Pictures do not belong in the copy; restate the records below word for word.
---------- DATASET ENTRIES
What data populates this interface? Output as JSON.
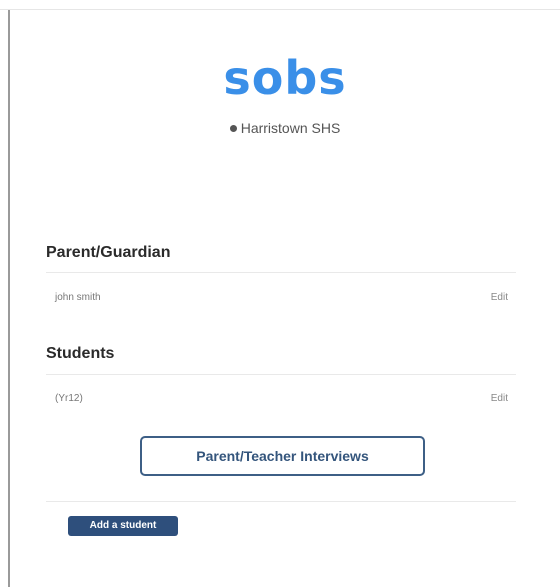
{
  "header": {
    "logo_text": "sobs",
    "school_name": "Harristown SHS"
  },
  "parent_section": {
    "heading": "Parent/Guardian",
    "name": "john smith",
    "edit_label": "Edit"
  },
  "students_section": {
    "heading": "Students",
    "student_label": "(Yr12)",
    "edit_label": "Edit",
    "interviews_button_label": "Parent/Teacher Interviews",
    "add_student_label": "Add a student"
  },
  "colors": {
    "brand": "#3a8fe8",
    "button_border": "#3d5f86",
    "button_fill": "#2e4f7c"
  }
}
--------------------
## SOLUTION TO THE PROBLEM
What data populates this interface? Output as JSON.
{
  "header": {
    "logo_text": "sobs",
    "school_name": "Harristown SHS"
  },
  "parent_section": {
    "heading": "Parent/Guardian",
    "name": "john smith",
    "edit_label": "Edit"
  },
  "students_section": {
    "heading": "Students",
    "student_label": "(Yr12)",
    "edit_label": "Edit",
    "interviews_button_label": "Parent/Teacher Interviews",
    "add_student_label": "Add a student"
  },
  "colors": {
    "brand": "#3a8fe8",
    "button_border": "#3d5f86",
    "button_fill": "#2e4f7c"
  }
}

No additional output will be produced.